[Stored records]
************

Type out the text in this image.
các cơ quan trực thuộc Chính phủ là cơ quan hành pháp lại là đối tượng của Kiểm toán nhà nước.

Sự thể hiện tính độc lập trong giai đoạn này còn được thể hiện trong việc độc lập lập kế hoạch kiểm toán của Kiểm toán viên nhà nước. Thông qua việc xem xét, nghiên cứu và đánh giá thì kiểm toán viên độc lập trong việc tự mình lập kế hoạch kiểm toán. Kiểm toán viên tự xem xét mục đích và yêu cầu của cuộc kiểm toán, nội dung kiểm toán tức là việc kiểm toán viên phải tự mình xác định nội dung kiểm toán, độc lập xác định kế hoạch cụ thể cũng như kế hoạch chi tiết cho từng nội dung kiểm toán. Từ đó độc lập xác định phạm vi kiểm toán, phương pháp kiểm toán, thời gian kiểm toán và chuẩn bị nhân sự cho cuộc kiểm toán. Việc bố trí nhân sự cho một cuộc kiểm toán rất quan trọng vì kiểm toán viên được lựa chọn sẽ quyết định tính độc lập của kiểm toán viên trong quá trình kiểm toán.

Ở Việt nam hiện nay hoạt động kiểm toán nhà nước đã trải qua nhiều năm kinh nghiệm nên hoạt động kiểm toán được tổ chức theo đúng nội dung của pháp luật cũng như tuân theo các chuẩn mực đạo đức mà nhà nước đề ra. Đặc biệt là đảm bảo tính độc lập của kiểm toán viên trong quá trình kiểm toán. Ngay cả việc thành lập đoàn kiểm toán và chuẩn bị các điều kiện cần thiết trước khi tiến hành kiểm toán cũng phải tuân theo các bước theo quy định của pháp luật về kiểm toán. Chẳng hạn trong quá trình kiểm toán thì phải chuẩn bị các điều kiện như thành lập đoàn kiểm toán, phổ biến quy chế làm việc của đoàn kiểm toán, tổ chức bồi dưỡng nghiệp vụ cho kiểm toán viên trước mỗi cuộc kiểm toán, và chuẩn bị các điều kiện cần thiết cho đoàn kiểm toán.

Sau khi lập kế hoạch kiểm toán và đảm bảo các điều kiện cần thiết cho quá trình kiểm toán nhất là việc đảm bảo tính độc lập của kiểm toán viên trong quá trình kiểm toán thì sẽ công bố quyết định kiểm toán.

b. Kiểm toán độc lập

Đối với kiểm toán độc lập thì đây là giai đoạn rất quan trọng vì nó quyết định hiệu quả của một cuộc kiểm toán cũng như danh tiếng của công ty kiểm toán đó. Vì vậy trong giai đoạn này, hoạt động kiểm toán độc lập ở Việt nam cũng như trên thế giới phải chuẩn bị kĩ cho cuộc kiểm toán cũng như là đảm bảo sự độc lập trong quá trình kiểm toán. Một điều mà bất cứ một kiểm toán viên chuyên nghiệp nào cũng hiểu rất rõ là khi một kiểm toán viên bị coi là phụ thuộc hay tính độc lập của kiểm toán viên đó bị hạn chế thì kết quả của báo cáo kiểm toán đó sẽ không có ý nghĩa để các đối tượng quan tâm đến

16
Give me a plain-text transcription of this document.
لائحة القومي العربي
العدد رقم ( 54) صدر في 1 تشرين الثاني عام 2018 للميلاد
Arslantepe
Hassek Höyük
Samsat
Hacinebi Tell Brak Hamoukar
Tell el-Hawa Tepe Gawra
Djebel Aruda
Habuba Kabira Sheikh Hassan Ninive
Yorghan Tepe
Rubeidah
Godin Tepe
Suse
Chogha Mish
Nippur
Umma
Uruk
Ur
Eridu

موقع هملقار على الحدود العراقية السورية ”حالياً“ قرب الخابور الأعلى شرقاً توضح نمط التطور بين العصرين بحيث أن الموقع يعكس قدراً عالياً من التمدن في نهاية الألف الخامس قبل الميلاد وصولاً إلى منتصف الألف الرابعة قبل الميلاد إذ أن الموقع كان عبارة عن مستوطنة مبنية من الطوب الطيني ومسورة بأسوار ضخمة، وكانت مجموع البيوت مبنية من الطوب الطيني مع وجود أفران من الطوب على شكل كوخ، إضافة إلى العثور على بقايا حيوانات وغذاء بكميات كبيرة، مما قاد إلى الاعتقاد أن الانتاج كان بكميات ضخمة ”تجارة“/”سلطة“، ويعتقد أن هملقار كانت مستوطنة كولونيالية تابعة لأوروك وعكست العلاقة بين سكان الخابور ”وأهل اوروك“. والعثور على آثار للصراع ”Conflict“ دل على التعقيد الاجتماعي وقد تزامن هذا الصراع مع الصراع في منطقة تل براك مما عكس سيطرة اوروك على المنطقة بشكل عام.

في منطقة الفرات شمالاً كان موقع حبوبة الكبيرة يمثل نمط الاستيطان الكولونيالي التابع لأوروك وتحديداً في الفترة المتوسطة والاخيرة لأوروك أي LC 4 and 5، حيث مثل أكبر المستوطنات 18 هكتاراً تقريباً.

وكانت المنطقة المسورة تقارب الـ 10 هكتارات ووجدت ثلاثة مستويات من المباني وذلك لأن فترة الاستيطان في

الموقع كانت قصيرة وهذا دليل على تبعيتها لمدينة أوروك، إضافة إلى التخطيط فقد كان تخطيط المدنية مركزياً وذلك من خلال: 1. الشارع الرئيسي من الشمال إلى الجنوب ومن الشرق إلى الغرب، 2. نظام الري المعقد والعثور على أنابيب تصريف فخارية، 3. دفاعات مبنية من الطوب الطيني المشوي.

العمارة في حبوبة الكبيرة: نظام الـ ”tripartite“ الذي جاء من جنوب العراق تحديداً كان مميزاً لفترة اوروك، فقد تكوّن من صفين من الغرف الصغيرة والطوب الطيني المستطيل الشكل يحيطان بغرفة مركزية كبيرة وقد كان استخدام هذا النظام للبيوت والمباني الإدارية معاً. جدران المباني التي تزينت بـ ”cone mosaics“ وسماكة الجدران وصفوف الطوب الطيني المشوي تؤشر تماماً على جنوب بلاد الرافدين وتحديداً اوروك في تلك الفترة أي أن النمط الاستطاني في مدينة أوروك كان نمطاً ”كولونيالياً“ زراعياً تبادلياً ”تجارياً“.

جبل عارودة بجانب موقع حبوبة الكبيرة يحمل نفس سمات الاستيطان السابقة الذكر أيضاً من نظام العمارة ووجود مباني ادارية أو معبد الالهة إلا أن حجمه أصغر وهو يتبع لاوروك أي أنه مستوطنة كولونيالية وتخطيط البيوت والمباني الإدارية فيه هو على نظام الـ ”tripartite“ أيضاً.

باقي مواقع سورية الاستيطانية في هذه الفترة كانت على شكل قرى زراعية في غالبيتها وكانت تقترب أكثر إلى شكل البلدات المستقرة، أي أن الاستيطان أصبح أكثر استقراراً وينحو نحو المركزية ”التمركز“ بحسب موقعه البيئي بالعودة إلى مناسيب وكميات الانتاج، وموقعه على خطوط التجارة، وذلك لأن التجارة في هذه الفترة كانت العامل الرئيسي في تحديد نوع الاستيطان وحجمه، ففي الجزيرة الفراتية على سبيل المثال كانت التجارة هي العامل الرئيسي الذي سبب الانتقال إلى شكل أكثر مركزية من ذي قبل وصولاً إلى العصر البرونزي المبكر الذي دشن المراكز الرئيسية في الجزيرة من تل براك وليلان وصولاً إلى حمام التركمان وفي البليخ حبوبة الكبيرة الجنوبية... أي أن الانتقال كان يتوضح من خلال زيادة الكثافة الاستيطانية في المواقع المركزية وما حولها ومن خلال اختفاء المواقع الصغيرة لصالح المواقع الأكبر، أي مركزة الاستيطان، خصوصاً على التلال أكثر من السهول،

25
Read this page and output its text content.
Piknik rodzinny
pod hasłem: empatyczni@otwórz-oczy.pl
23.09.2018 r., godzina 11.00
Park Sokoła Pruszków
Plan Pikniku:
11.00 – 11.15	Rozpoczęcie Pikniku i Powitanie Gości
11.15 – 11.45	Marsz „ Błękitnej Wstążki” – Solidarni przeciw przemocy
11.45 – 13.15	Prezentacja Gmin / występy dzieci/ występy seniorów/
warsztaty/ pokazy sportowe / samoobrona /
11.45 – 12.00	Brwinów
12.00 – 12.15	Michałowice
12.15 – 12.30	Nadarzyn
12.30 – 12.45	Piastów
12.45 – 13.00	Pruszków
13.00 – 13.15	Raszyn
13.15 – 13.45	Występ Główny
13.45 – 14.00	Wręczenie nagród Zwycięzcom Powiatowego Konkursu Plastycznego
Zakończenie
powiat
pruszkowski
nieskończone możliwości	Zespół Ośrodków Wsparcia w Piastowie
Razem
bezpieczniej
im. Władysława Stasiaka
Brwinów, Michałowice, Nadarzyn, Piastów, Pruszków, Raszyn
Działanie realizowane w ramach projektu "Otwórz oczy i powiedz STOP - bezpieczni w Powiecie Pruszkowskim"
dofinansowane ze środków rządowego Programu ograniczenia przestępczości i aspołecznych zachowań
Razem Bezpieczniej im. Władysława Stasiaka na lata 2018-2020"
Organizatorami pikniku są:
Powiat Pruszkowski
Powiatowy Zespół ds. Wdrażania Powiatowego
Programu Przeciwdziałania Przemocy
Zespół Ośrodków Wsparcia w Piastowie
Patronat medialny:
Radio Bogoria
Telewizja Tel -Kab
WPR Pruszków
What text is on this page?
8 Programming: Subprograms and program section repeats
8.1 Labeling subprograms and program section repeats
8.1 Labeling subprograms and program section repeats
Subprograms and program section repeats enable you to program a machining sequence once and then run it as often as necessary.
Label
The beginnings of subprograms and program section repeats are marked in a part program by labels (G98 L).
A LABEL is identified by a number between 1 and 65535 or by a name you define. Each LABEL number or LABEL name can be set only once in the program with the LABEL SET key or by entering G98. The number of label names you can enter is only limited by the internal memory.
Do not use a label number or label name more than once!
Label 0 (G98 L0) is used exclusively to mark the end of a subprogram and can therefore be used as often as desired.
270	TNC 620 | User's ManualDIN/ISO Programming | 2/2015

************

» Work required: Search the data for the word "Władysława" and copy each line where it appears.

» Response to this task:
im. Władysława Stasiaka
Razem Bezpieczniej im. Władysława Stasiaka na lata 2018-2020"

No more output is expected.